What the task requires
Reproduce verbatim every line of the material from the one containing "sender-country: (España) <box>557" through the one containing "paper-speck <box>433 220 435 222</box>", both included.

The data
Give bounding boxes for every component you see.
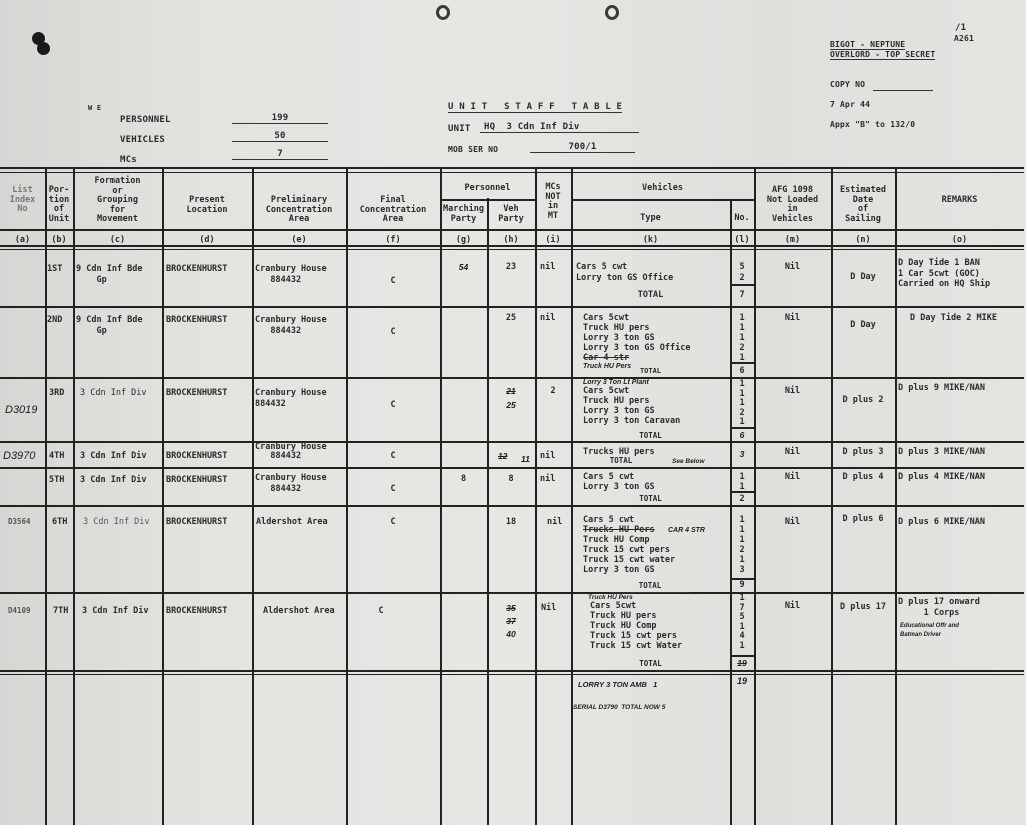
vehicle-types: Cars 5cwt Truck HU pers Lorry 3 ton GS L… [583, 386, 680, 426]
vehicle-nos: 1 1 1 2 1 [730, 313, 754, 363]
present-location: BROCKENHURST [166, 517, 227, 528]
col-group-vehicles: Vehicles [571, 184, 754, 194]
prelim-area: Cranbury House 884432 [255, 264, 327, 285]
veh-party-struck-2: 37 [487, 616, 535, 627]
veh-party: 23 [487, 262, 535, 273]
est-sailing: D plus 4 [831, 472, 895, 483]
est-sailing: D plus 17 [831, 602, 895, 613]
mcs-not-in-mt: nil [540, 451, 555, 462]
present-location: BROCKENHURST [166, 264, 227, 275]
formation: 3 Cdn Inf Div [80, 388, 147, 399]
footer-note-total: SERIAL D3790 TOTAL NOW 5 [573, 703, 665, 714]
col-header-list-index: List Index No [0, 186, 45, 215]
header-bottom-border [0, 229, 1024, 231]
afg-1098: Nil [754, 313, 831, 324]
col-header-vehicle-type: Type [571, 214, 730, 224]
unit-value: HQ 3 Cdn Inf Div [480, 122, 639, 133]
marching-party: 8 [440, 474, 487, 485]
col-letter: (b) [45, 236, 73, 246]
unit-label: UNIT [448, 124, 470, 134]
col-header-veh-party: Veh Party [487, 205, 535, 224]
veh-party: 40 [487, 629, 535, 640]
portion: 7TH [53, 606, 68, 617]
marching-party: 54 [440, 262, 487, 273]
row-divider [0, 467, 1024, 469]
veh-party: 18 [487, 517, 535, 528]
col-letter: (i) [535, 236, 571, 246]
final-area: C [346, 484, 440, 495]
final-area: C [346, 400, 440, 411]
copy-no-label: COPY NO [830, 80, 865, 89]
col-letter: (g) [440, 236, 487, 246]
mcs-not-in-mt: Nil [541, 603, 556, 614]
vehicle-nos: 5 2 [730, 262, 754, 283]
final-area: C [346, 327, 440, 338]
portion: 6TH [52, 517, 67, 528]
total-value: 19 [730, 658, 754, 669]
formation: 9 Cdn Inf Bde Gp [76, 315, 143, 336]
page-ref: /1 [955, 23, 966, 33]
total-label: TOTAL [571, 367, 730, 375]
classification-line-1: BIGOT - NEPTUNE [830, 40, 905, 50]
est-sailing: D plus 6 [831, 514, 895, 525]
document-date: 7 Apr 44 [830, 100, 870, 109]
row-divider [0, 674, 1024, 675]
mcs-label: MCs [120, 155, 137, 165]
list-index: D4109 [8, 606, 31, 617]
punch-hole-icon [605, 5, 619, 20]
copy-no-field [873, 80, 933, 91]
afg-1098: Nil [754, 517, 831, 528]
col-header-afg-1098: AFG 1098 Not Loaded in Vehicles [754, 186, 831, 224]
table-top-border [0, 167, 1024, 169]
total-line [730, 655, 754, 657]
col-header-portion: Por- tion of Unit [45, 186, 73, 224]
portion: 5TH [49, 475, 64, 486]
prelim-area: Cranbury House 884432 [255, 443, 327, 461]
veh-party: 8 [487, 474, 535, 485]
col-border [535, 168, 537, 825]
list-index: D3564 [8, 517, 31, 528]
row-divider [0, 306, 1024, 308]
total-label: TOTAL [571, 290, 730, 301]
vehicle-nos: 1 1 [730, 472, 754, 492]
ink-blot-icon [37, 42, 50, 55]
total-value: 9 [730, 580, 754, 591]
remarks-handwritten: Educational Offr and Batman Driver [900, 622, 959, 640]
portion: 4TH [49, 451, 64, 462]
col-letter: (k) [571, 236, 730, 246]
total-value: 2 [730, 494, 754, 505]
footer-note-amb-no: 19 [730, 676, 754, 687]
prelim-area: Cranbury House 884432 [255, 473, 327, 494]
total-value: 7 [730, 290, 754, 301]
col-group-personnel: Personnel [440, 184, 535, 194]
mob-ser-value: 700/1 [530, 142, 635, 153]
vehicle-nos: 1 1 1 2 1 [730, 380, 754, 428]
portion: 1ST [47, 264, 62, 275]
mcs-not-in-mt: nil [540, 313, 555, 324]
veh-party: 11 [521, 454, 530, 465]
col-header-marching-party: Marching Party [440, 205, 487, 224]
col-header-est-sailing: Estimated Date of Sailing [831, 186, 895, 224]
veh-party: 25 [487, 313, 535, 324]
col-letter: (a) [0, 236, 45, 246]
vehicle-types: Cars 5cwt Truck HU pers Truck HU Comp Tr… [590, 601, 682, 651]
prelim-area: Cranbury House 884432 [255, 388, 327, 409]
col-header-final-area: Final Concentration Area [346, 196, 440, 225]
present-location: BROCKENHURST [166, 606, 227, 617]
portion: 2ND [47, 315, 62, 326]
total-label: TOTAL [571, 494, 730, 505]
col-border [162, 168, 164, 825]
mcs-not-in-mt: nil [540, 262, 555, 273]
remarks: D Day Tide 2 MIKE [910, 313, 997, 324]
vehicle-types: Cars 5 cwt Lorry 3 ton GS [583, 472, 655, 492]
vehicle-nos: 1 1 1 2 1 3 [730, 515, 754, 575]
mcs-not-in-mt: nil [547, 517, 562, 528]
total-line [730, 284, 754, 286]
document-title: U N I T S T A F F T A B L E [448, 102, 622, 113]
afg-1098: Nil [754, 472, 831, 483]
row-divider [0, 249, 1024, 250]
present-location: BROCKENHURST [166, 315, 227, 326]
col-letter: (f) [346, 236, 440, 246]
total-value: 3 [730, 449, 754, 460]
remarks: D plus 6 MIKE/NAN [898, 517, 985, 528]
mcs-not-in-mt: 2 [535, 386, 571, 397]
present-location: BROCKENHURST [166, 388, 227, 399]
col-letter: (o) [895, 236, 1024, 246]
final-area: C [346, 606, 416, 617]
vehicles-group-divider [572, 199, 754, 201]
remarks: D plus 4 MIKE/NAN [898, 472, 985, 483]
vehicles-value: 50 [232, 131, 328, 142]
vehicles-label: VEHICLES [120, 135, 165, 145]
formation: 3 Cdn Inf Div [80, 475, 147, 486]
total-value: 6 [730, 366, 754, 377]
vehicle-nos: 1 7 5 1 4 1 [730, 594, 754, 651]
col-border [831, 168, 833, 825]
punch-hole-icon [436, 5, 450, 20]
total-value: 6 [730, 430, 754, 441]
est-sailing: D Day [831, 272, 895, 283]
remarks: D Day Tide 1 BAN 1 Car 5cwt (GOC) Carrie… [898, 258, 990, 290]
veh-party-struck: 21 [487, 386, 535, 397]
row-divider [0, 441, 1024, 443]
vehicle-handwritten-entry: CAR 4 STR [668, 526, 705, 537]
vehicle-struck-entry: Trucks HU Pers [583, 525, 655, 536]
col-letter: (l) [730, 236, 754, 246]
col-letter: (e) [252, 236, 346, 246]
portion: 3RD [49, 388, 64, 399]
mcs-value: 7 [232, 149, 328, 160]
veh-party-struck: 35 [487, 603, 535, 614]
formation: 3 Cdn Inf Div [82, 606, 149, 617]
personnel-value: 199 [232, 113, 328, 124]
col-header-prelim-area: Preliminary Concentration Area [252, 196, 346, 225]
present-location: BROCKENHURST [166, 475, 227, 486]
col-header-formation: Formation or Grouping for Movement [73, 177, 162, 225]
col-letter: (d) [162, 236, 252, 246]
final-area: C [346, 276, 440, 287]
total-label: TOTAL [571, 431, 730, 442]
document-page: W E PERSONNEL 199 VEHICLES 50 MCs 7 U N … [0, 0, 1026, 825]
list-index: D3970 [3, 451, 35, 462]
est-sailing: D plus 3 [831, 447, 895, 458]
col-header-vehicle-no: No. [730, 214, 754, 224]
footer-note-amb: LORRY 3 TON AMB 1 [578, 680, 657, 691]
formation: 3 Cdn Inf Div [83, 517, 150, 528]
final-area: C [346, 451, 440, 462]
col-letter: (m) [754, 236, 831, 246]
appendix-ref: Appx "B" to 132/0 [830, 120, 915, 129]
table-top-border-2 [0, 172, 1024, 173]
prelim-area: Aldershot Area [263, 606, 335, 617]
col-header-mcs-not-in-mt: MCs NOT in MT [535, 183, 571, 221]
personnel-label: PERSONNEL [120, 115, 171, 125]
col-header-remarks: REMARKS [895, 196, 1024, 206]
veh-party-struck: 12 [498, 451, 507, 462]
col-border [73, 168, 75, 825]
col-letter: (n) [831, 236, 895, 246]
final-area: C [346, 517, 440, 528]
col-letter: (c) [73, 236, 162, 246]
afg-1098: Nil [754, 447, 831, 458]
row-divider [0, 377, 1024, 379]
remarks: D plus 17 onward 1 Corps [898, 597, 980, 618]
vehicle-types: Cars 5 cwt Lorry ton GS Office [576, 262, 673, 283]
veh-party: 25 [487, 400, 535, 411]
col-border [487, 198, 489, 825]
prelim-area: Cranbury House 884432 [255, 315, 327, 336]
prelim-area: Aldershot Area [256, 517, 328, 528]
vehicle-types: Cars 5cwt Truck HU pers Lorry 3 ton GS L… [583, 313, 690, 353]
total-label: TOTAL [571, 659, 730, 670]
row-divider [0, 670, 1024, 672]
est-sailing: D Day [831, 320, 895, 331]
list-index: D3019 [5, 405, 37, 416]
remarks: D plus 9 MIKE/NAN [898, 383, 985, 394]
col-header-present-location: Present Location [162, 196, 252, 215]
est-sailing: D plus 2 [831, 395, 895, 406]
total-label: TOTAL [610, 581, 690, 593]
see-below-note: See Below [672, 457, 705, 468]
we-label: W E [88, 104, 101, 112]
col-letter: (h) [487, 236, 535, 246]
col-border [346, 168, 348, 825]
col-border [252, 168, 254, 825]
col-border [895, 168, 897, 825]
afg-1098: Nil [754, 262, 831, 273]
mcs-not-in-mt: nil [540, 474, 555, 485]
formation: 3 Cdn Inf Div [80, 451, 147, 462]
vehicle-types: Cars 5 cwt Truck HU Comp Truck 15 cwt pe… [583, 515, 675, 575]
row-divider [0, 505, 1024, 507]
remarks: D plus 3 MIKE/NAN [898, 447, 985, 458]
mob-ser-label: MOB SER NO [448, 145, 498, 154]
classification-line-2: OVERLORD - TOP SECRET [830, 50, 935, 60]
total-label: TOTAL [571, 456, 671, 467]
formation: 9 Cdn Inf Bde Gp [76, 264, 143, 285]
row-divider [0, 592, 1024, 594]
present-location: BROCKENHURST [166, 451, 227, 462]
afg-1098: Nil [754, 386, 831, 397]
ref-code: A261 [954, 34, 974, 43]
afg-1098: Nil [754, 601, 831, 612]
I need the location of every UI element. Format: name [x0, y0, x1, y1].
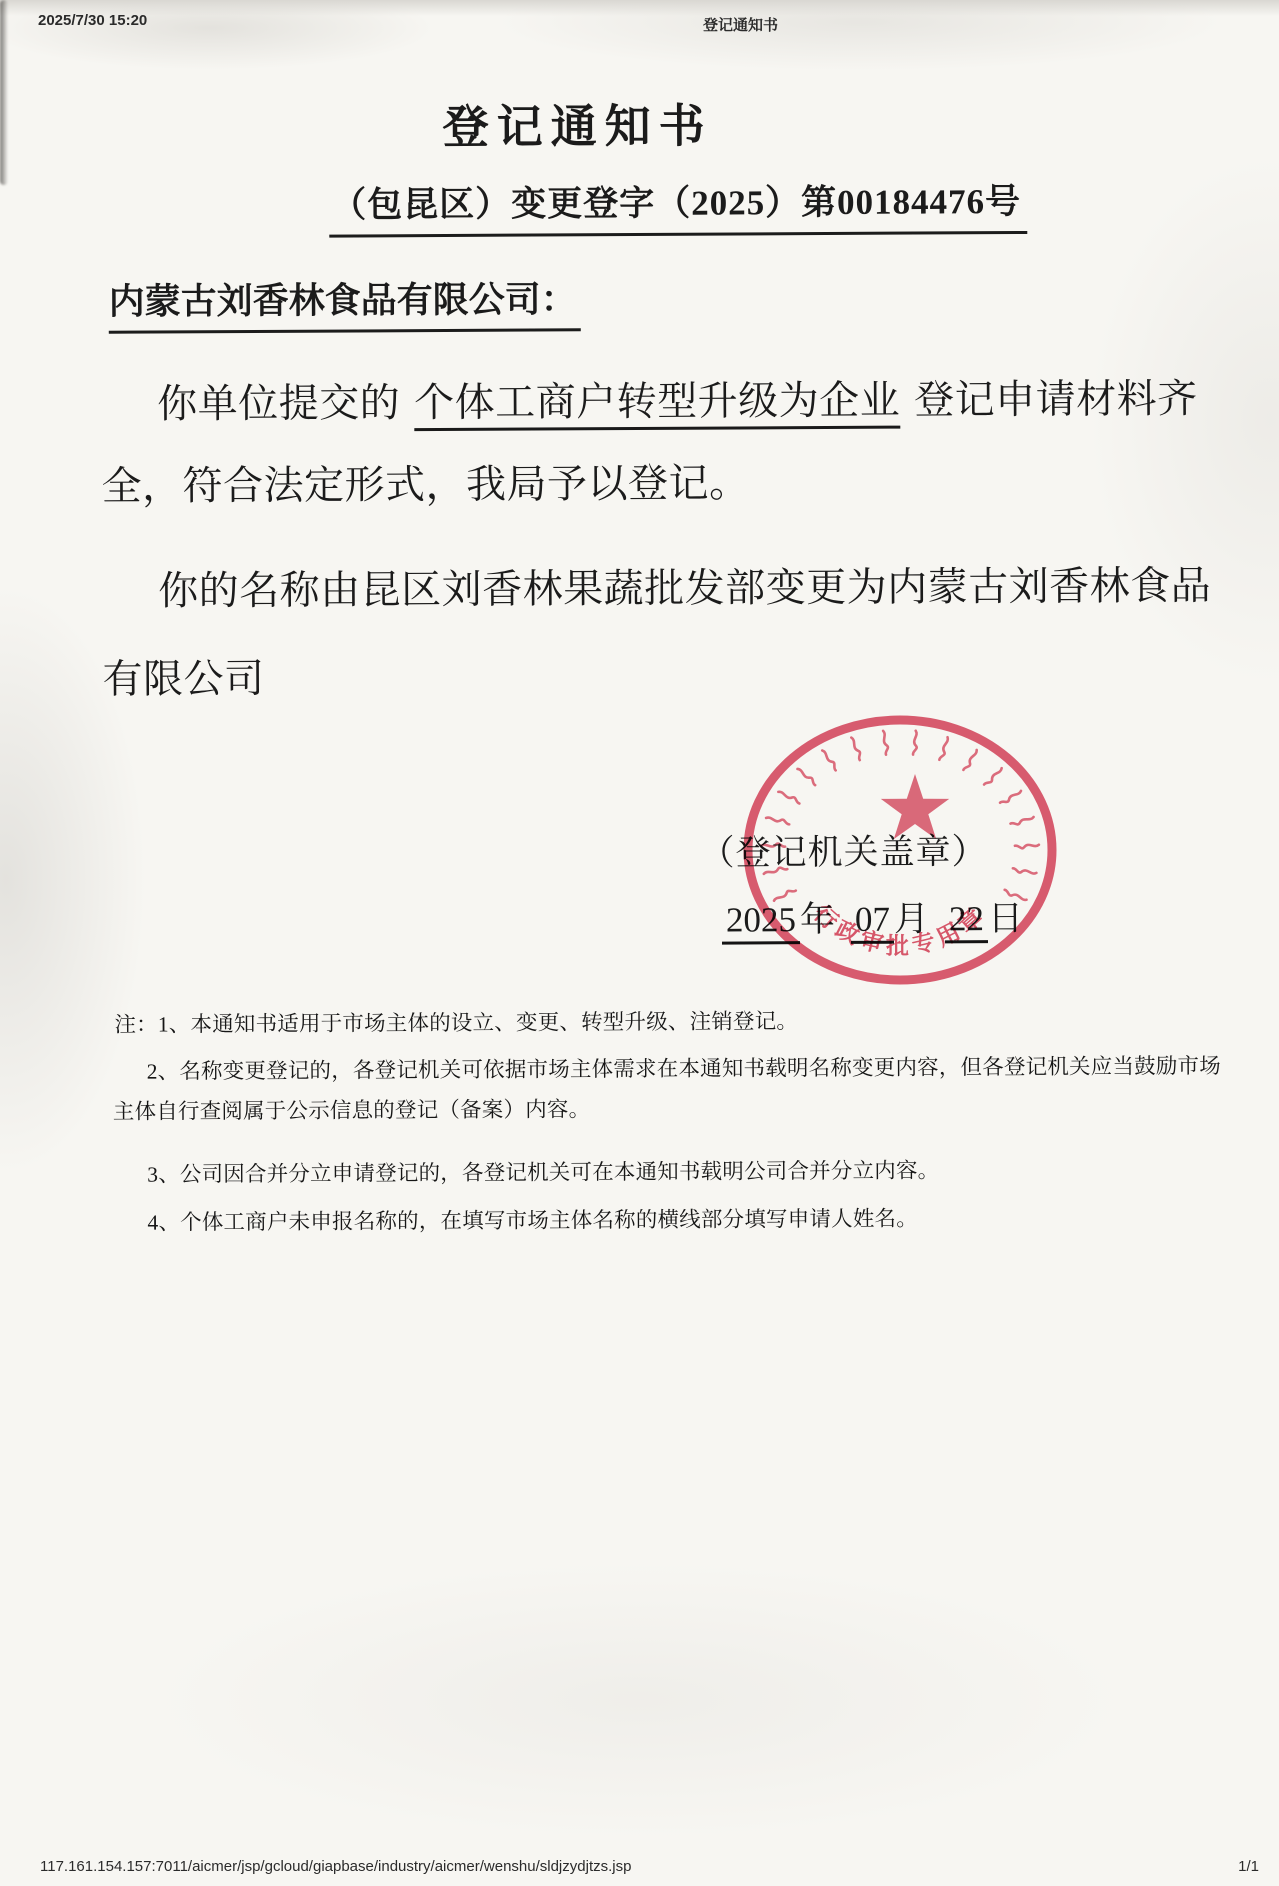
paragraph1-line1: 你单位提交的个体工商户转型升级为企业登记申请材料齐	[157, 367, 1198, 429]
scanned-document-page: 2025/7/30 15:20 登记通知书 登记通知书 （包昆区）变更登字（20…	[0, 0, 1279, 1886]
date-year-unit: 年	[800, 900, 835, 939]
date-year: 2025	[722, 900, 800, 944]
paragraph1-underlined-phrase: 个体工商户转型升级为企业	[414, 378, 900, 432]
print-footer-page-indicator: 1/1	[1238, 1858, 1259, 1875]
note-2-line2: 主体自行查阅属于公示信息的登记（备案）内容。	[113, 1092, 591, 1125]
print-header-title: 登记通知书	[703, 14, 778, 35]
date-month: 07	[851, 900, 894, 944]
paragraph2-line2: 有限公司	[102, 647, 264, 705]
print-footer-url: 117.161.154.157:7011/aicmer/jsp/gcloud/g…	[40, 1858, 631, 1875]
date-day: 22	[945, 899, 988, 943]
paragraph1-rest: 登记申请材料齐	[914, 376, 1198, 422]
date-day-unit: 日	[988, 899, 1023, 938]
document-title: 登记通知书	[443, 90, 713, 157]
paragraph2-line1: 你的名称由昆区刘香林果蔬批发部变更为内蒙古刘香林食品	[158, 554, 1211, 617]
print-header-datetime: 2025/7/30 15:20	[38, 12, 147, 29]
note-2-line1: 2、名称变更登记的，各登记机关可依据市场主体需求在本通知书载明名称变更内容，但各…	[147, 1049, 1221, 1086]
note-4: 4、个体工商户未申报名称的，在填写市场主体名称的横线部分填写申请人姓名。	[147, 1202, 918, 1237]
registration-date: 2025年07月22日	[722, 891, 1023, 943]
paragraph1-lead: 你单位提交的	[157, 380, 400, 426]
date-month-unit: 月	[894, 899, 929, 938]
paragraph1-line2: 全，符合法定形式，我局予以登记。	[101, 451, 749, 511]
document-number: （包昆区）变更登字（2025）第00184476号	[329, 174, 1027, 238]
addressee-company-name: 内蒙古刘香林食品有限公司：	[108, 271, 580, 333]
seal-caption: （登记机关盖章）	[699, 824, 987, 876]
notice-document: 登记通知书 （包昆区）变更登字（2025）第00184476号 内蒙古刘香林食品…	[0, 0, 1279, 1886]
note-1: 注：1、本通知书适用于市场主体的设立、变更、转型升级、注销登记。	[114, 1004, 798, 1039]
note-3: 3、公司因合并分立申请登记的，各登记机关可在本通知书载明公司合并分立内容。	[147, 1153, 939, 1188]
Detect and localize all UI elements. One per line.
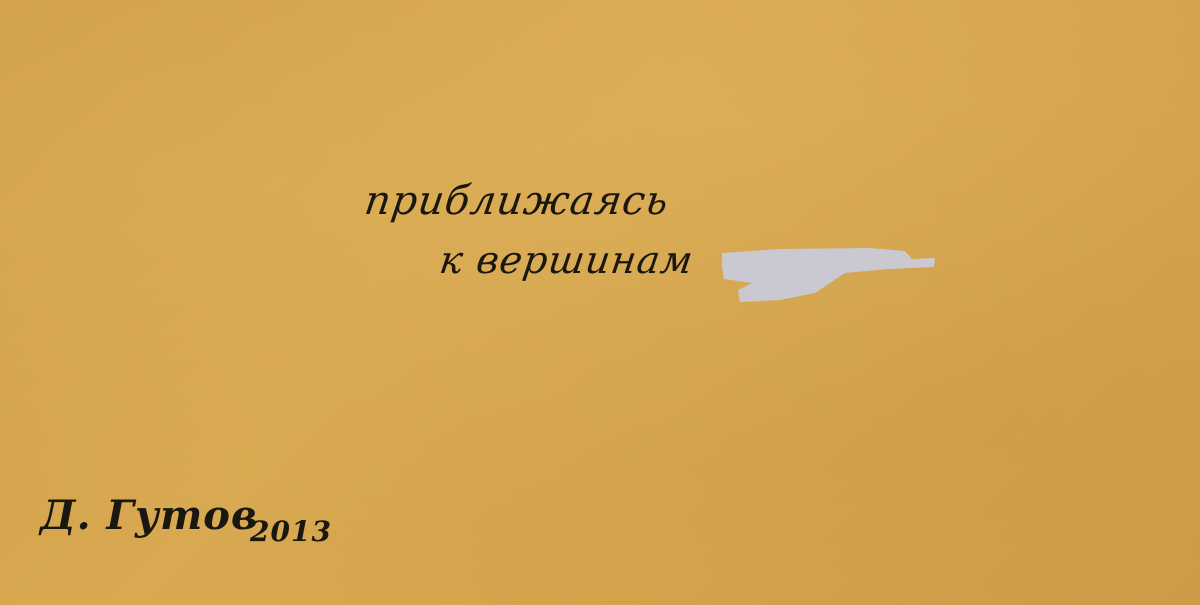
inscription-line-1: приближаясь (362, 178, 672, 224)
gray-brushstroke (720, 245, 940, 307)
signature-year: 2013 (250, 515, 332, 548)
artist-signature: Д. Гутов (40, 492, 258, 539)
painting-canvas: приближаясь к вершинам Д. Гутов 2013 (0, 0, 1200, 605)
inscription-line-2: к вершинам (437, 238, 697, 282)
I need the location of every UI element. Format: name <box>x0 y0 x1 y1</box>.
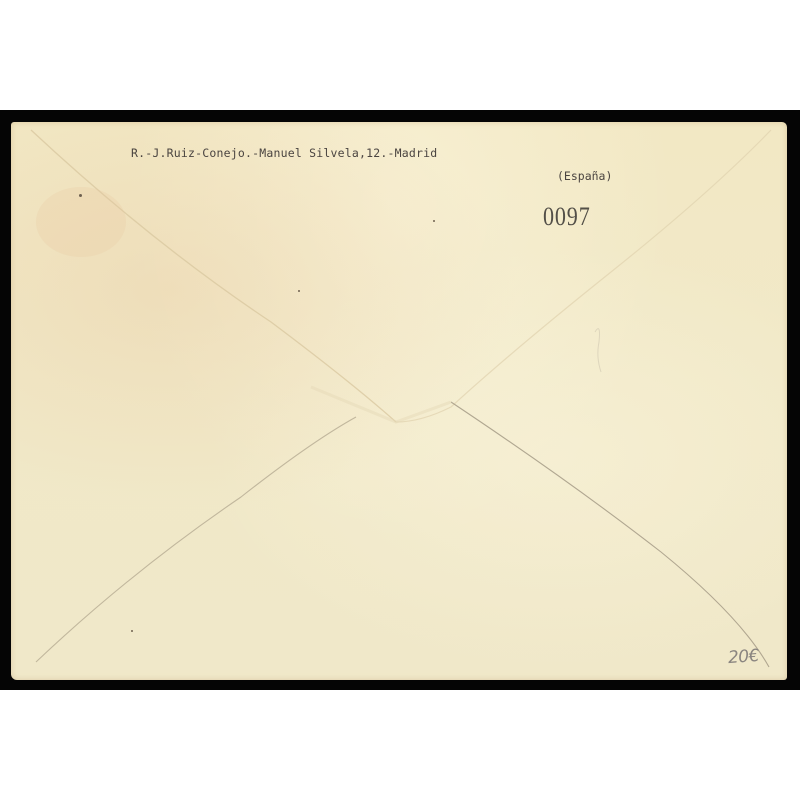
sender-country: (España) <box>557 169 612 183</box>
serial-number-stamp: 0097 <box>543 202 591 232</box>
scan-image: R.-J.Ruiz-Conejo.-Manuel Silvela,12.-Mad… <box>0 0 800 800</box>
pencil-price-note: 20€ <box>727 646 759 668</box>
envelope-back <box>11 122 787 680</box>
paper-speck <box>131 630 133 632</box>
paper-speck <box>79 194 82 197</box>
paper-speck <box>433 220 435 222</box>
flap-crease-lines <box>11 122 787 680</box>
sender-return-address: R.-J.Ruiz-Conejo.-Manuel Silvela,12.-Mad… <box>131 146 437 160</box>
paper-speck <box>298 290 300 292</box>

Finished exercise
sender-country: (España) <box>557 169 612 183</box>
serial-number-stamp: 0097 <box>543 202 591 232</box>
scan-image: R.-J.Ruiz-Conejo.-Manuel Silvela,12.-Mad… <box>0 0 800 800</box>
pencil-price-note: 20€ <box>727 646 759 668</box>
envelope-back <box>11 122 787 680</box>
paper-speck <box>131 630 133 632</box>
paper-speck <box>79 194 82 197</box>
paper-speck <box>433 220 435 222</box>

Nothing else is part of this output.